* _Set exercise_
Go through the data below and copy it exactly, skipping every picture.

* _Task material_

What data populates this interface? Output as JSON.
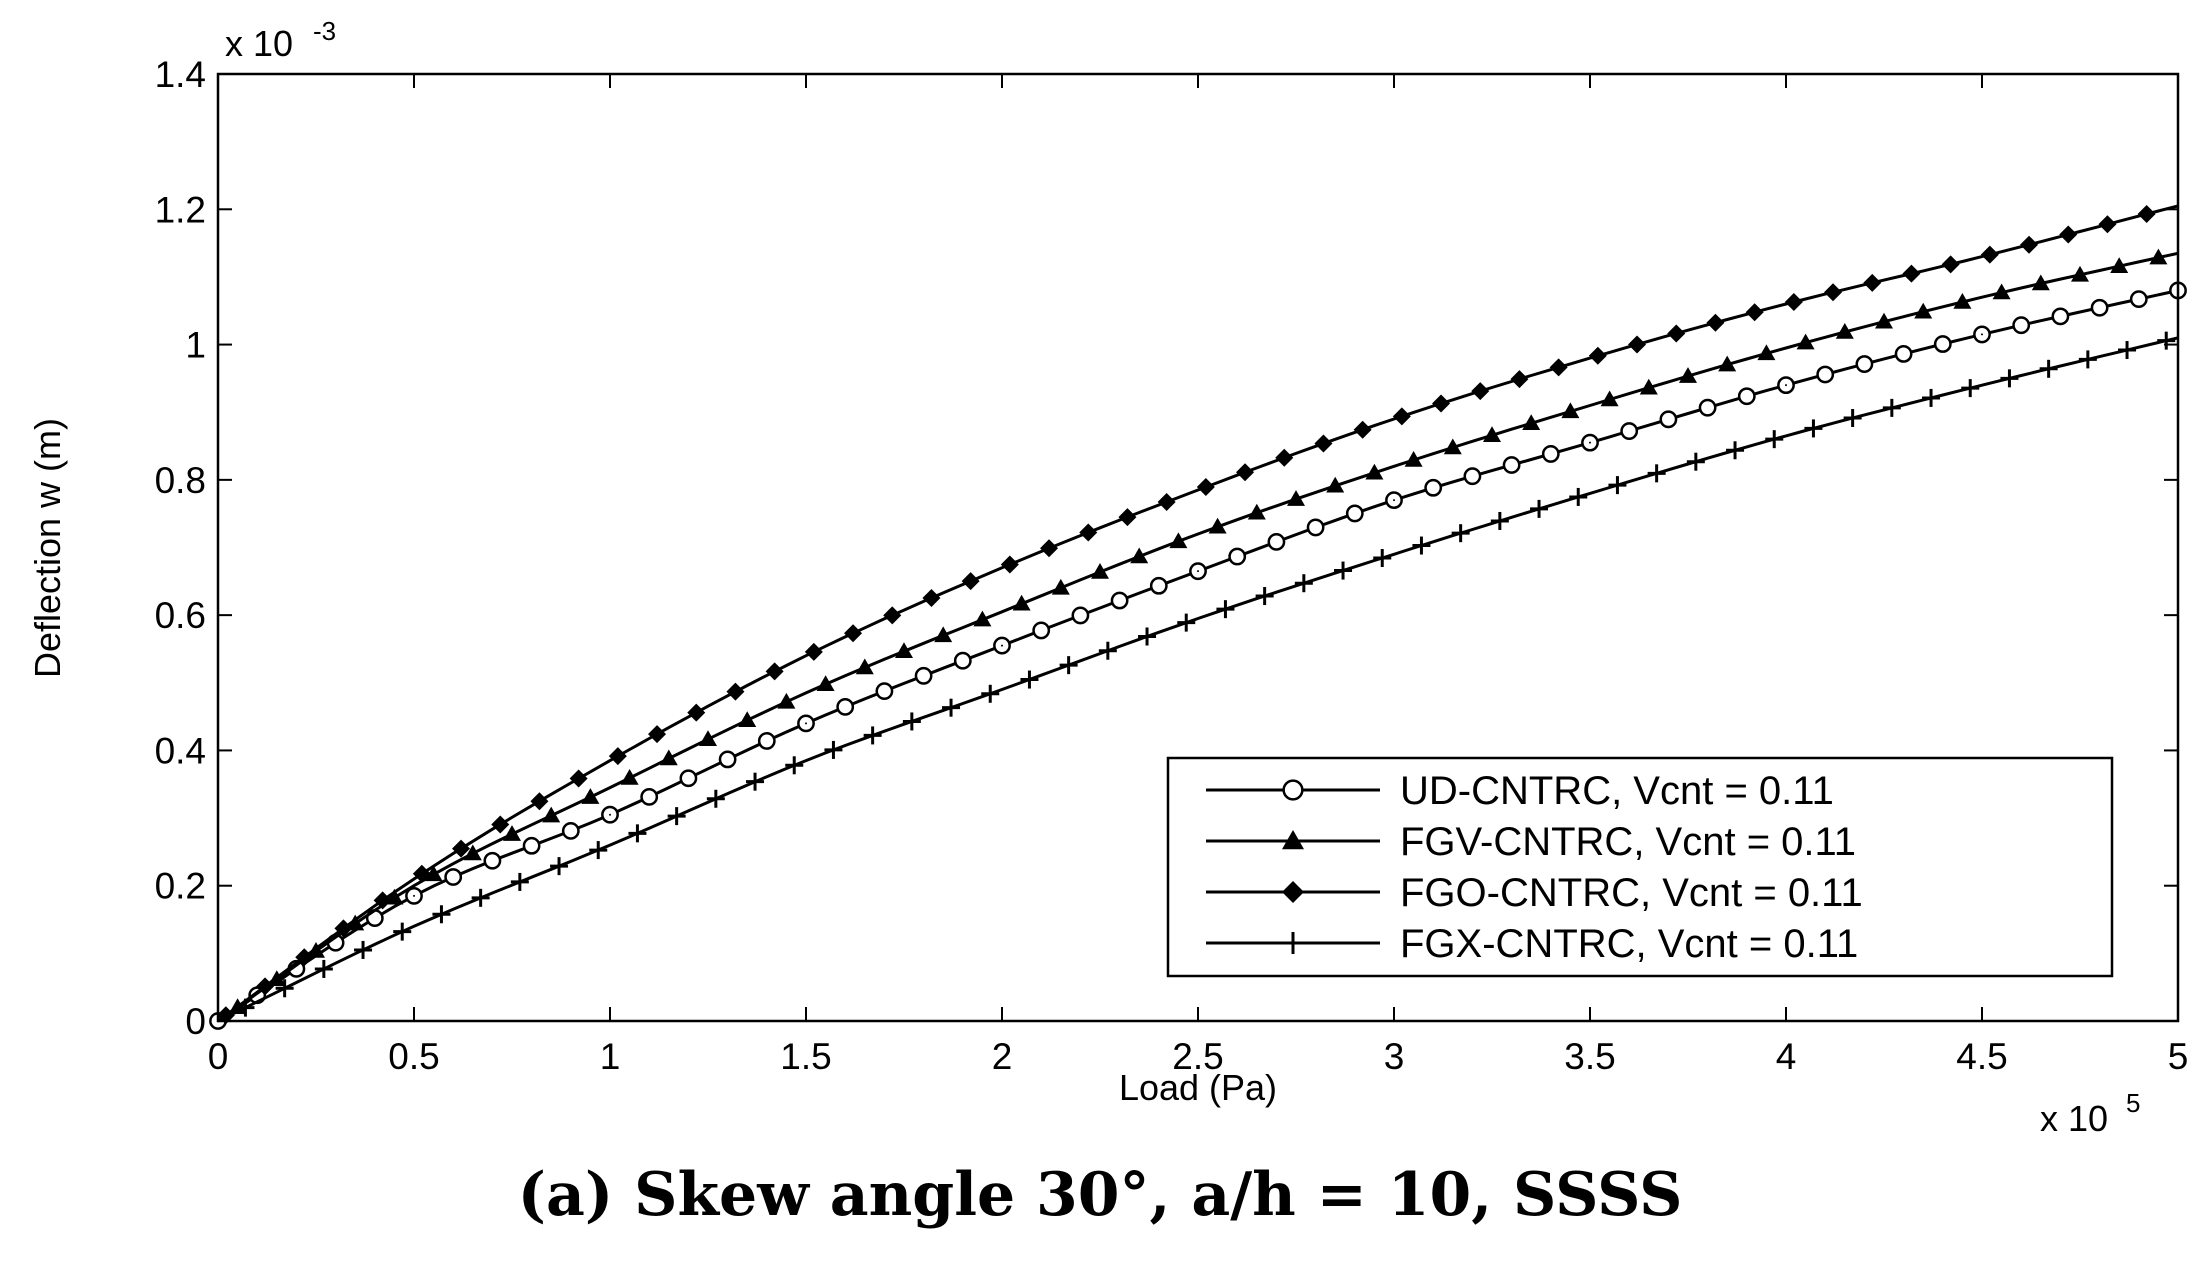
{
  "caption": "(a) Skew angle 30°, a/h = 10, SSSS",
  "chart_data": {
    "type": "line",
    "xlabel": "Load (Pa)",
    "ylabel": "Deflection w (m)",
    "x_multiplier": "x 10",
    "x_multiplier_exp": "5",
    "y_multiplier": "x 10",
    "y_multiplier_exp": "-3",
    "xlim": [
      0,
      5
    ],
    "ylim": [
      0,
      1.4
    ],
    "x_ticks": [
      "0",
      "0.5",
      "1",
      "1.5",
      "2",
      "2.5",
      "3",
      "3.5",
      "4",
      "4.5",
      "5"
    ],
    "y_ticks": [
      "0",
      "0.2",
      "0.4",
      "0.6",
      "0.8",
      "1",
      "1.2",
      "1.4"
    ],
    "grid": false,
    "legend_position": "lower-right",
    "line_color": "#000000",
    "series": [
      {
        "name": "UD-CNTRC, Vcnt = 0.11",
        "marker": "circle",
        "x": [
          0,
          0.5,
          1,
          1.5,
          2,
          2.5,
          3,
          3.5,
          4,
          4.5,
          5
        ],
        "y": [
          0,
          0.185,
          0.305,
          0.44,
          0.555,
          0.665,
          0.77,
          0.855,
          0.94,
          1.015,
          1.08
        ]
      },
      {
        "name": "FGV-CNTRC, Vcnt = 0.11",
        "marker": "triangle",
        "x": [
          0,
          0.5,
          1,
          1.5,
          2,
          2.5,
          3,
          3.5,
          4,
          4.5,
          5
        ],
        "y": [
          0,
          0.2,
          0.345,
          0.485,
          0.605,
          0.72,
          0.82,
          0.91,
          0.995,
          1.07,
          1.135
        ]
      },
      {
        "name": "FGO-CNTRC, Vcnt = 0.11",
        "marker": "diamond",
        "x": [
          0,
          0.5,
          1,
          1.5,
          2,
          2.5,
          3,
          3.5,
          4,
          4.5,
          5
        ],
        "y": [
          0,
          0.21,
          0.385,
          0.54,
          0.67,
          0.785,
          0.89,
          0.98,
          1.06,
          1.13,
          1.205
        ]
      },
      {
        "name": "FGX-CNTRC, Vcnt = 0.11",
        "marker": "plus",
        "x": [
          0,
          0.5,
          1,
          1.5,
          2,
          2.5,
          3,
          3.5,
          4,
          4.5,
          5
        ],
        "y": [
          0,
          0.14,
          0.26,
          0.385,
          0.49,
          0.595,
          0.69,
          0.78,
          0.865,
          0.94,
          1.01
        ]
      }
    ]
  }
}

* _Written answer_
What data populates this interface? Output as JSON.
{
  "caption": "(a) Skew angle 30°, a/h = 10, SSSS",
  "chart_data": {
    "type": "line",
    "xlabel": "Load (Pa)",
    "ylabel": "Deflection w (m)",
    "x_multiplier": "x 10",
    "x_multiplier_exp": "5",
    "y_multiplier": "x 10",
    "y_multiplier_exp": "-3",
    "xlim": [
      0,
      5
    ],
    "ylim": [
      0,
      1.4
    ],
    "x_ticks": [
      "0",
      "0.5",
      "1",
      "1.5",
      "2",
      "2.5",
      "3",
      "3.5",
      "4",
      "4.5",
      "5"
    ],
    "y_ticks": [
      "0",
      "0.2",
      "0.4",
      "0.6",
      "0.8",
      "1",
      "1.2",
      "1.4"
    ],
    "grid": false,
    "legend_position": "lower-right",
    "line_color": "#000000",
    "series": [
      {
        "name": "UD-CNTRC, Vcnt = 0.11",
        "marker": "circle",
        "x": [
          0,
          0.5,
          1,
          1.5,
          2,
          2.5,
          3,
          3.5,
          4,
          4.5,
          5
        ],
        "y": [
          0,
          0.185,
          0.305,
          0.44,
          0.555,
          0.665,
          0.77,
          0.855,
          0.94,
          1.015,
          1.08
        ]
      },
      {
        "name": "FGV-CNTRC, Vcnt = 0.11",
        "marker": "triangle",
        "x": [
          0,
          0.5,
          1,
          1.5,
          2,
          2.5,
          3,
          3.5,
          4,
          4.5,
          5
        ],
        "y": [
          0,
          0.2,
          0.345,
          0.485,
          0.605,
          0.72,
          0.82,
          0.91,
          0.995,
          1.07,
          1.135
        ]
      },
      {
        "name": "FGO-CNTRC, Vcnt = 0.11",
        "marker": "diamond",
        "x": [
          0,
          0.5,
          1,
          1.5,
          2,
          2.5,
          3,
          3.5,
          4,
          4.5,
          5
        ],
        "y": [
          0,
          0.21,
          0.385,
          0.54,
          0.67,
          0.785,
          0.89,
          0.98,
          1.06,
          1.13,
          1.205
        ]
      },
      {
        "name": "FGX-CNTRC, Vcnt = 0.11",
        "marker": "plus",
        "x": [
          0,
          0.5,
          1,
          1.5,
          2,
          2.5,
          3,
          3.5,
          4,
          4.5,
          5
        ],
        "y": [
          0,
          0.14,
          0.26,
          0.385,
          0.49,
          0.595,
          0.69,
          0.78,
          0.865,
          0.94,
          1.01
        ]
      }
    ]
  }
}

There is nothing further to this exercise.